WHAT YOU SHOULD DO — Count, in the entries below, the lines in which "content" occurs. Give the number, nothing more.

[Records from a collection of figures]
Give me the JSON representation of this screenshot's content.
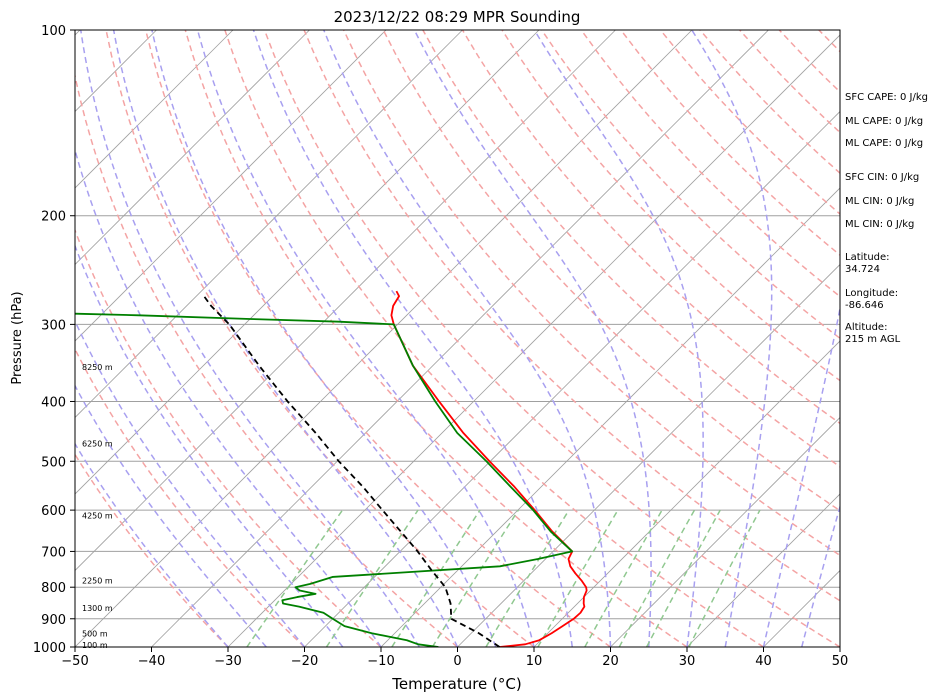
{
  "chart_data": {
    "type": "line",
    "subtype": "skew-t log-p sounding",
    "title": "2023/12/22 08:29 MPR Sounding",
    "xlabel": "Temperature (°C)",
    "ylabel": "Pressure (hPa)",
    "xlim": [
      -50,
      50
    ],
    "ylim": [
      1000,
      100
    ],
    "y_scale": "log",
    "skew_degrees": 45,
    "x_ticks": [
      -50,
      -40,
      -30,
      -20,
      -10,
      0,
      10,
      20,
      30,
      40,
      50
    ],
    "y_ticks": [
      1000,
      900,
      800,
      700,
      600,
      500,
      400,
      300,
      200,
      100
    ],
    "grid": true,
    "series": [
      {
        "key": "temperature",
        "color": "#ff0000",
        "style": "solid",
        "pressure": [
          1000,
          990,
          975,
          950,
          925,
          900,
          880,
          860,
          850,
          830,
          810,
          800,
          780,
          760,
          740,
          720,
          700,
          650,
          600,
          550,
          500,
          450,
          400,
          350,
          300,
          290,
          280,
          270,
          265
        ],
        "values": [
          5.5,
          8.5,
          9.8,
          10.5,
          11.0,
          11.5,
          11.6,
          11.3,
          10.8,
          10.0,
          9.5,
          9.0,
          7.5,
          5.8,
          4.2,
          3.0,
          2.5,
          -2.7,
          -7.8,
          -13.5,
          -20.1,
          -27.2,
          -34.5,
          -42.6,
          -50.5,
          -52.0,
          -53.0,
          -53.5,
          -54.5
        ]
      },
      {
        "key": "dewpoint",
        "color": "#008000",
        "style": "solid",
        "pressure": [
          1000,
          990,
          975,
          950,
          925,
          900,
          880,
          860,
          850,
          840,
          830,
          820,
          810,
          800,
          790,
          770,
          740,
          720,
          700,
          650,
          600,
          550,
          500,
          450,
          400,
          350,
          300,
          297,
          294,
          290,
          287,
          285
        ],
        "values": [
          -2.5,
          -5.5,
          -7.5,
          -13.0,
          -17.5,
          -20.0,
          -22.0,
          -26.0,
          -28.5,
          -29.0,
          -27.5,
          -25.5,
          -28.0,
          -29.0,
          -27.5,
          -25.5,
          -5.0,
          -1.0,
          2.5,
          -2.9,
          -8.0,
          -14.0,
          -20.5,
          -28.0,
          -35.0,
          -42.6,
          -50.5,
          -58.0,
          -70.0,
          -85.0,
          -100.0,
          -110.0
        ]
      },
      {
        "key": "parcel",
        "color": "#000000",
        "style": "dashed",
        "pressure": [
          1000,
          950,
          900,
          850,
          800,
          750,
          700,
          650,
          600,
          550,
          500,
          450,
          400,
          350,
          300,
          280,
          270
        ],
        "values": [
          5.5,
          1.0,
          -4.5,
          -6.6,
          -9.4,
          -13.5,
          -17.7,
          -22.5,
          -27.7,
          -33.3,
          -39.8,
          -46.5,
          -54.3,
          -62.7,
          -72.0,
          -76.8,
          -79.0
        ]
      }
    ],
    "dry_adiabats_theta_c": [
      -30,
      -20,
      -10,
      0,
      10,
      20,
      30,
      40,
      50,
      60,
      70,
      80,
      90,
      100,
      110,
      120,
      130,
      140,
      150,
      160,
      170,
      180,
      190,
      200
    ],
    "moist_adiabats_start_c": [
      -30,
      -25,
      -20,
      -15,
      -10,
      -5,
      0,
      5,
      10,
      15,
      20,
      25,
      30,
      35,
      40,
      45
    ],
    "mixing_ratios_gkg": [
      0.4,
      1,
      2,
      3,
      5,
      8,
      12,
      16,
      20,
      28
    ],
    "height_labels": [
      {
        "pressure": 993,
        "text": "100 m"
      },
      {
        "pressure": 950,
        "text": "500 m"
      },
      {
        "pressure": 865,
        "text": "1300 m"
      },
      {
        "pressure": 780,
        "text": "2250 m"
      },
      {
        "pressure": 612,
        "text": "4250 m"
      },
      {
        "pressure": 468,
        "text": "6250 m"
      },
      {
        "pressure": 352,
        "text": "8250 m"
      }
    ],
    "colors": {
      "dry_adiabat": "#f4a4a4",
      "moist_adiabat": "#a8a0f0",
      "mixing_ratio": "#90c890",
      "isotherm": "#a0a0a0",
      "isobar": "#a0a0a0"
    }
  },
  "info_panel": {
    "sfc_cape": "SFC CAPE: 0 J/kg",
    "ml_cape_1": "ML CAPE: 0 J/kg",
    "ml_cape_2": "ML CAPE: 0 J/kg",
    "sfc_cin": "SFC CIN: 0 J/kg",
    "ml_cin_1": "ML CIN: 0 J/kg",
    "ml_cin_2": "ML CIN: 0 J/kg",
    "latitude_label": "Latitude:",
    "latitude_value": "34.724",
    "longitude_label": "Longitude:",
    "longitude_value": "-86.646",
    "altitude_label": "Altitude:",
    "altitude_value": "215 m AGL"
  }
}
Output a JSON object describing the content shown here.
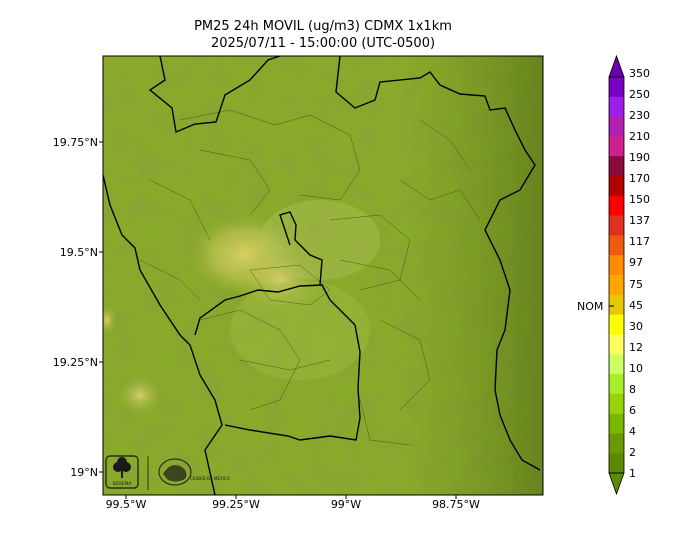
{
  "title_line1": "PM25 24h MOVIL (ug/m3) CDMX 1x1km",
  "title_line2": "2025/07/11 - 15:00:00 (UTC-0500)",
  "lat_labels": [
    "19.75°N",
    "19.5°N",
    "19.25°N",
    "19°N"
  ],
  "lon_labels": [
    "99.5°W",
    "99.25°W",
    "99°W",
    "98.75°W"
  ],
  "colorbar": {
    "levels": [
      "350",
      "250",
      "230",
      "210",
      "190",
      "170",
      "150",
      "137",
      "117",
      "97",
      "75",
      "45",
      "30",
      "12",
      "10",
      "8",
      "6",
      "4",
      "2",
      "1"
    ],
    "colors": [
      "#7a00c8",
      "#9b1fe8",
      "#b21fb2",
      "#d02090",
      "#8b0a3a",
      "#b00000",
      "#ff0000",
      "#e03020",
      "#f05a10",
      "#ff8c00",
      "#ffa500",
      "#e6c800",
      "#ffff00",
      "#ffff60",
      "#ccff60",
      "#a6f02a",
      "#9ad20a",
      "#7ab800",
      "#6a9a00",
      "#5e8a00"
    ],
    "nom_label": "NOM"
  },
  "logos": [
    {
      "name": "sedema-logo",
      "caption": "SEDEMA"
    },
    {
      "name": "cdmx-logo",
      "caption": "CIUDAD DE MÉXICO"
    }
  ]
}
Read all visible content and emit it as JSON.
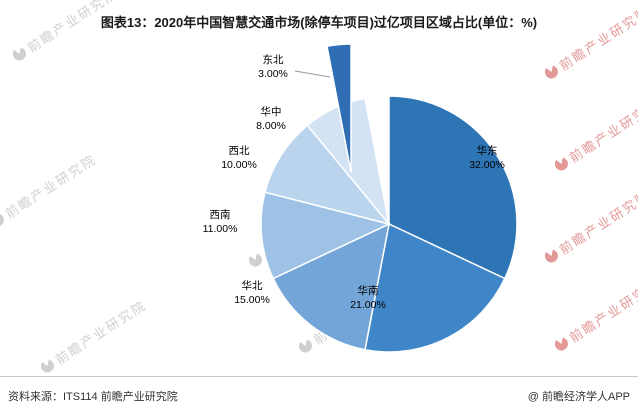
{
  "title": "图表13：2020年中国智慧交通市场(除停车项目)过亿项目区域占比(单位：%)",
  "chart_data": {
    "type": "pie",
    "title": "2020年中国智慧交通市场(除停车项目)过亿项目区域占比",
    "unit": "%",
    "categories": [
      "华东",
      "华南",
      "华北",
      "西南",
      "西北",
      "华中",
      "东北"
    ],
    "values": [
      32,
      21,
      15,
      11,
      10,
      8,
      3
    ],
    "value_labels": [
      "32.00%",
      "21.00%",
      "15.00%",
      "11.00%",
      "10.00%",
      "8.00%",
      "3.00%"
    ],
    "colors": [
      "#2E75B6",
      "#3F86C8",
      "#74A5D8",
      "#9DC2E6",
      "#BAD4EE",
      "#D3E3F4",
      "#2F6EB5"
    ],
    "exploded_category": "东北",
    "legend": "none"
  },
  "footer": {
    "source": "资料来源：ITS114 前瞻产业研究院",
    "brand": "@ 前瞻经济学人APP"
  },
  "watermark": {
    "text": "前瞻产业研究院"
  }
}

REPLY TO THE TASK — 3